> The exercise: Give an exact copy of every line, leaving images out.

> Data:
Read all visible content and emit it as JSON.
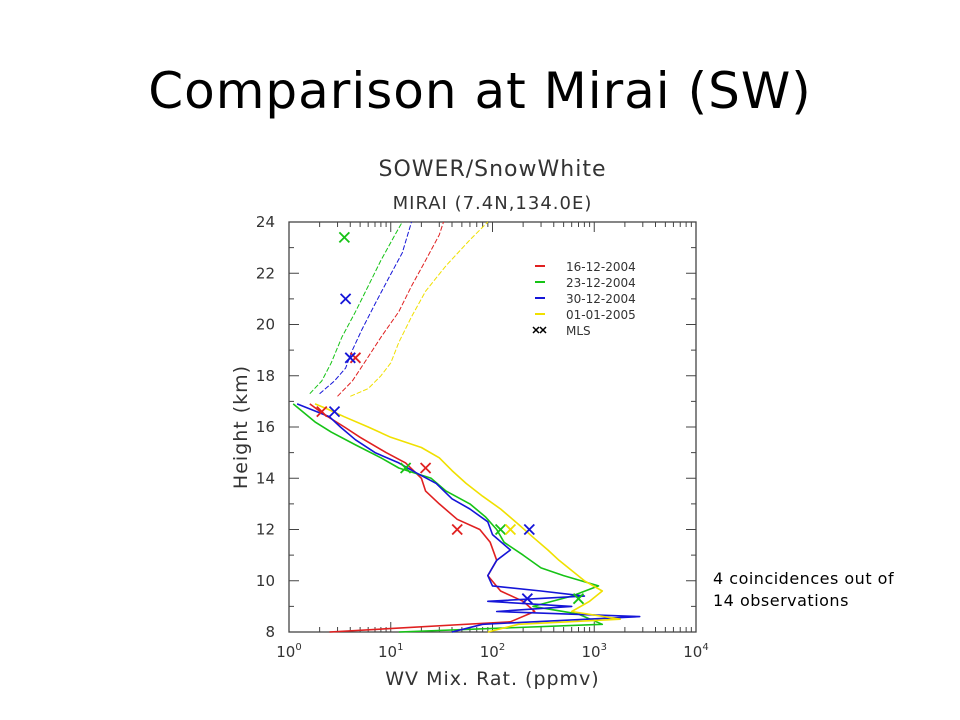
{
  "slide": {
    "title": "Comparison at Mirai (SW)",
    "note_line1": "4 coincidences out of",
    "note_line2": "14 observations"
  },
  "chart_data": {
    "type": "line",
    "title": "SOWER/SnowWhite",
    "subtitle": "MIRAI (7.4N,134.0E)",
    "xlabel": "WV Mix. Rat. (ppmv)",
    "ylabel": "Height (km)",
    "xscale": "log",
    "xlim": [
      1,
      10000
    ],
    "ylim": [
      8,
      24
    ],
    "x_ticks": [
      1,
      10,
      100,
      1000,
      10000
    ],
    "x_tick_exponents": [
      "0",
      "1",
      "2",
      "3",
      "4"
    ],
    "y_ticks": [
      8,
      10,
      12,
      14,
      16,
      18,
      20,
      22,
      24
    ],
    "y_tick_labels": [
      "8",
      "10",
      "12",
      "14",
      "16",
      "18",
      "20",
      "22",
      "24"
    ],
    "legend_position": "top-right",
    "series": [
      {
        "name": "16-12-2004",
        "color": "#e02020",
        "points": [
          [
            2.5,
            8.0
          ],
          [
            150,
            8.4
          ],
          [
            260,
            8.8
          ],
          [
            200,
            9.2
          ],
          [
            120,
            9.6
          ],
          [
            90,
            10.2
          ],
          [
            110,
            10.8
          ],
          [
            95,
            11.5
          ],
          [
            75,
            12.0
          ],
          [
            45,
            12.4
          ],
          [
            30,
            13.0
          ],
          [
            22,
            13.5
          ],
          [
            20,
            14.0
          ],
          [
            14,
            14.6
          ],
          [
            9,
            15.0
          ],
          [
            5,
            15.6
          ],
          [
            3.5,
            16.0
          ],
          [
            2.2,
            16.5
          ],
          [
            1.6,
            16.9
          ]
        ],
        "upper": [
          [
            3.0,
            17.2
          ],
          [
            4.2,
            17.8
          ],
          [
            5.5,
            18.5
          ],
          [
            8,
            19.5
          ],
          [
            12,
            20.5
          ],
          [
            16,
            21.5
          ],
          [
            22,
            22.5
          ],
          [
            30,
            23.5
          ],
          [
            33,
            24.0
          ]
        ]
      },
      {
        "name": "23-12-2004",
        "color": "#16c316",
        "points": [
          [
            12,
            8.0
          ],
          [
            1200,
            8.3
          ],
          [
            700,
            8.7
          ],
          [
            250,
            9.0
          ],
          [
            600,
            9.4
          ],
          [
            1100,
            9.8
          ],
          [
            500,
            10.2
          ],
          [
            300,
            10.5
          ],
          [
            200,
            11.0
          ],
          [
            130,
            11.5
          ],
          [
            110,
            12.0
          ],
          [
            85,
            12.5
          ],
          [
            60,
            13.0
          ],
          [
            35,
            13.5
          ],
          [
            25,
            14.0
          ],
          [
            12,
            14.4
          ],
          [
            8,
            14.8
          ],
          [
            4.5,
            15.3
          ],
          [
            2.6,
            15.8
          ],
          [
            1.8,
            16.2
          ],
          [
            1.1,
            16.9
          ]
        ],
        "upper": [
          [
            1.6,
            17.3
          ],
          [
            2.1,
            17.8
          ],
          [
            2.6,
            18.5
          ],
          [
            3.3,
            19.5
          ],
          [
            4.5,
            20.5
          ],
          [
            6,
            21.5
          ],
          [
            8,
            22.5
          ],
          [
            11,
            23.5
          ],
          [
            13,
            24.0
          ]
        ]
      },
      {
        "name": "30-12-2004",
        "color": "#1515d8",
        "points": [
          [
            40,
            8.0
          ],
          [
            80,
            8.3
          ],
          [
            2800,
            8.6
          ],
          [
            110,
            8.8
          ],
          [
            600,
            9.0
          ],
          [
            90,
            9.2
          ],
          [
            800,
            9.4
          ],
          [
            300,
            9.6
          ],
          [
            100,
            9.8
          ],
          [
            90,
            10.2
          ],
          [
            110,
            10.8
          ],
          [
            150,
            11.2
          ],
          [
            100,
            11.8
          ],
          [
            90,
            12.3
          ],
          [
            60,
            12.8
          ],
          [
            40,
            13.2
          ],
          [
            28,
            13.8
          ],
          [
            18,
            14.2
          ],
          [
            12,
            14.6
          ],
          [
            7,
            15.0
          ],
          [
            4.5,
            15.5
          ],
          [
            3.2,
            16.0
          ],
          [
            2.5,
            16.4
          ],
          [
            1.2,
            16.9
          ]
        ],
        "upper": [
          [
            2.0,
            17.3
          ],
          [
            2.8,
            17.8
          ],
          [
            3.6,
            18.3
          ],
          [
            4.2,
            19.0
          ],
          [
            5.2,
            19.8
          ],
          [
            7,
            20.8
          ],
          [
            9.5,
            21.8
          ],
          [
            13,
            22.8
          ],
          [
            16,
            24.0
          ]
        ]
      },
      {
        "name": "01-01-2005",
        "color": "#f0e000",
        "points": [
          [
            90,
            8.0
          ],
          [
            180,
            8.3
          ],
          [
            1800,
            8.5
          ],
          [
            600,
            8.8
          ],
          [
            900,
            9.2
          ],
          [
            1200,
            9.6
          ],
          [
            800,
            10.0
          ],
          [
            600,
            10.4
          ],
          [
            450,
            10.8
          ],
          [
            350,
            11.2
          ],
          [
            250,
            11.7
          ],
          [
            180,
            12.2
          ],
          [
            120,
            12.8
          ],
          [
            80,
            13.3
          ],
          [
            55,
            13.8
          ],
          [
            40,
            14.3
          ],
          [
            30,
            14.8
          ],
          [
            20,
            15.2
          ],
          [
            10,
            15.6
          ],
          [
            6,
            16.0
          ],
          [
            3.5,
            16.4
          ],
          [
            2.4,
            16.7
          ],
          [
            1.8,
            16.9
          ]
        ],
        "upper": [
          [
            4,
            17.2
          ],
          [
            6,
            17.5
          ],
          [
            8,
            18.0
          ],
          [
            10,
            18.5
          ],
          [
            12,
            19.3
          ],
          [
            16,
            20.3
          ],
          [
            22,
            21.3
          ],
          [
            35,
            22.3
          ],
          [
            60,
            23.3
          ],
          [
            90,
            24.0
          ]
        ]
      }
    ],
    "mls": {
      "name": "MLS",
      "points": [
        {
          "x": 3.5,
          "y": 23.4,
          "color": "#16c316"
        },
        {
          "x": 3.6,
          "y": 21.0,
          "color": "#1515d8"
        },
        {
          "x": 4.5,
          "y": 18.7,
          "color": "#e02020"
        },
        {
          "x": 4.0,
          "y": 18.7,
          "color": "#1515d8"
        },
        {
          "x": 2.8,
          "y": 16.6,
          "color": "#1515d8"
        },
        {
          "x": 2.1,
          "y": 16.6,
          "color": "#e02020"
        },
        {
          "x": 14,
          "y": 14.4,
          "color": "#16c316"
        },
        {
          "x": 22,
          "y": 14.4,
          "color": "#e02020"
        },
        {
          "x": 45,
          "y": 12.0,
          "color": "#e02020"
        },
        {
          "x": 120,
          "y": 12.0,
          "color": "#16c316"
        },
        {
          "x": 150,
          "y": 12.0,
          "color": "#f0e000"
        },
        {
          "x": 230,
          "y": 12.0,
          "color": "#1515d8"
        },
        {
          "x": 220,
          "y": 9.3,
          "color": "#1515d8"
        },
        {
          "x": 700,
          "y": 9.3,
          "color": "#16c316"
        }
      ]
    }
  }
}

> Response:
Read all visible content and emit it as JSON.
{
  "slide": {
    "title": "Comparison at Mirai (SW)",
    "note_line1": "4 coincidences out of",
    "note_line2": "14 observations"
  },
  "chart_data": {
    "type": "line",
    "title": "SOWER/SnowWhite",
    "subtitle": "MIRAI (7.4N,134.0E)",
    "xlabel": "WV Mix. Rat. (ppmv)",
    "ylabel": "Height (km)",
    "xscale": "log",
    "xlim": [
      1,
      10000
    ],
    "ylim": [
      8,
      24
    ],
    "x_ticks": [
      1,
      10,
      100,
      1000,
      10000
    ],
    "x_tick_exponents": [
      "0",
      "1",
      "2",
      "3",
      "4"
    ],
    "y_ticks": [
      8,
      10,
      12,
      14,
      16,
      18,
      20,
      22,
      24
    ],
    "y_tick_labels": [
      "8",
      "10",
      "12",
      "14",
      "16",
      "18",
      "20",
      "22",
      "24"
    ],
    "legend_position": "top-right",
    "series": [
      {
        "name": "16-12-2004",
        "color": "#e02020",
        "points": [
          [
            2.5,
            8.0
          ],
          [
            150,
            8.4
          ],
          [
            260,
            8.8
          ],
          [
            200,
            9.2
          ],
          [
            120,
            9.6
          ],
          [
            90,
            10.2
          ],
          [
            110,
            10.8
          ],
          [
            95,
            11.5
          ],
          [
            75,
            12.0
          ],
          [
            45,
            12.4
          ],
          [
            30,
            13.0
          ],
          [
            22,
            13.5
          ],
          [
            20,
            14.0
          ],
          [
            14,
            14.6
          ],
          [
            9,
            15.0
          ],
          [
            5,
            15.6
          ],
          [
            3.5,
            16.0
          ],
          [
            2.2,
            16.5
          ],
          [
            1.6,
            16.9
          ]
        ],
        "upper": [
          [
            3.0,
            17.2
          ],
          [
            4.2,
            17.8
          ],
          [
            5.5,
            18.5
          ],
          [
            8,
            19.5
          ],
          [
            12,
            20.5
          ],
          [
            16,
            21.5
          ],
          [
            22,
            22.5
          ],
          [
            30,
            23.5
          ],
          [
            33,
            24.0
          ]
        ]
      },
      {
        "name": "23-12-2004",
        "color": "#16c316",
        "points": [
          [
            12,
            8.0
          ],
          [
            1200,
            8.3
          ],
          [
            700,
            8.7
          ],
          [
            250,
            9.0
          ],
          [
            600,
            9.4
          ],
          [
            1100,
            9.8
          ],
          [
            500,
            10.2
          ],
          [
            300,
            10.5
          ],
          [
            200,
            11.0
          ],
          [
            130,
            11.5
          ],
          [
            110,
            12.0
          ],
          [
            85,
            12.5
          ],
          [
            60,
            13.0
          ],
          [
            35,
            13.5
          ],
          [
            25,
            14.0
          ],
          [
            12,
            14.4
          ],
          [
            8,
            14.8
          ],
          [
            4.5,
            15.3
          ],
          [
            2.6,
            15.8
          ],
          [
            1.8,
            16.2
          ],
          [
            1.1,
            16.9
          ]
        ],
        "upper": [
          [
            1.6,
            17.3
          ],
          [
            2.1,
            17.8
          ],
          [
            2.6,
            18.5
          ],
          [
            3.3,
            19.5
          ],
          [
            4.5,
            20.5
          ],
          [
            6,
            21.5
          ],
          [
            8,
            22.5
          ],
          [
            11,
            23.5
          ],
          [
            13,
            24.0
          ]
        ]
      },
      {
        "name": "30-12-2004",
        "color": "#1515d8",
        "points": [
          [
            40,
            8.0
          ],
          [
            80,
            8.3
          ],
          [
            2800,
            8.6
          ],
          [
            110,
            8.8
          ],
          [
            600,
            9.0
          ],
          [
            90,
            9.2
          ],
          [
            800,
            9.4
          ],
          [
            300,
            9.6
          ],
          [
            100,
            9.8
          ],
          [
            90,
            10.2
          ],
          [
            110,
            10.8
          ],
          [
            150,
            11.2
          ],
          [
            100,
            11.8
          ],
          [
            90,
            12.3
          ],
          [
            60,
            12.8
          ],
          [
            40,
            13.2
          ],
          [
            28,
            13.8
          ],
          [
            18,
            14.2
          ],
          [
            12,
            14.6
          ],
          [
            7,
            15.0
          ],
          [
            4.5,
            15.5
          ],
          [
            3.2,
            16.0
          ],
          [
            2.5,
            16.4
          ],
          [
            1.2,
            16.9
          ]
        ],
        "upper": [
          [
            2.0,
            17.3
          ],
          [
            2.8,
            17.8
          ],
          [
            3.6,
            18.3
          ],
          [
            4.2,
            19.0
          ],
          [
            5.2,
            19.8
          ],
          [
            7,
            20.8
          ],
          [
            9.5,
            21.8
          ],
          [
            13,
            22.8
          ],
          [
            16,
            24.0
          ]
        ]
      },
      {
        "name": "01-01-2005",
        "color": "#f0e000",
        "points": [
          [
            90,
            8.0
          ],
          [
            180,
            8.3
          ],
          [
            1800,
            8.5
          ],
          [
            600,
            8.8
          ],
          [
            900,
            9.2
          ],
          [
            1200,
            9.6
          ],
          [
            800,
            10.0
          ],
          [
            600,
            10.4
          ],
          [
            450,
            10.8
          ],
          [
            350,
            11.2
          ],
          [
            250,
            11.7
          ],
          [
            180,
            12.2
          ],
          [
            120,
            12.8
          ],
          [
            80,
            13.3
          ],
          [
            55,
            13.8
          ],
          [
            40,
            14.3
          ],
          [
            30,
            14.8
          ],
          [
            20,
            15.2
          ],
          [
            10,
            15.6
          ],
          [
            6,
            16.0
          ],
          [
            3.5,
            16.4
          ],
          [
            2.4,
            16.7
          ],
          [
            1.8,
            16.9
          ]
        ],
        "upper": [
          [
            4,
            17.2
          ],
          [
            6,
            17.5
          ],
          [
            8,
            18.0
          ],
          [
            10,
            18.5
          ],
          [
            12,
            19.3
          ],
          [
            16,
            20.3
          ],
          [
            22,
            21.3
          ],
          [
            35,
            22.3
          ],
          [
            60,
            23.3
          ],
          [
            90,
            24.0
          ]
        ]
      }
    ],
    "mls": {
      "name": "MLS",
      "points": [
        {
          "x": 3.5,
          "y": 23.4,
          "color": "#16c316"
        },
        {
          "x": 3.6,
          "y": 21.0,
          "color": "#1515d8"
        },
        {
          "x": 4.5,
          "y": 18.7,
          "color": "#e02020"
        },
        {
          "x": 4.0,
          "y": 18.7,
          "color": "#1515d8"
        },
        {
          "x": 2.8,
          "y": 16.6,
          "color": "#1515d8"
        },
        {
          "x": 2.1,
          "y": 16.6,
          "color": "#e02020"
        },
        {
          "x": 14,
          "y": 14.4,
          "color": "#16c316"
        },
        {
          "x": 22,
          "y": 14.4,
          "color": "#e02020"
        },
        {
          "x": 45,
          "y": 12.0,
          "color": "#e02020"
        },
        {
          "x": 120,
          "y": 12.0,
          "color": "#16c316"
        },
        {
          "x": 150,
          "y": 12.0,
          "color": "#f0e000"
        },
        {
          "x": 230,
          "y": 12.0,
          "color": "#1515d8"
        },
        {
          "x": 220,
          "y": 9.3,
          "color": "#1515d8"
        },
        {
          "x": 700,
          "y": 9.3,
          "color": "#16c316"
        }
      ]
    }
  }
}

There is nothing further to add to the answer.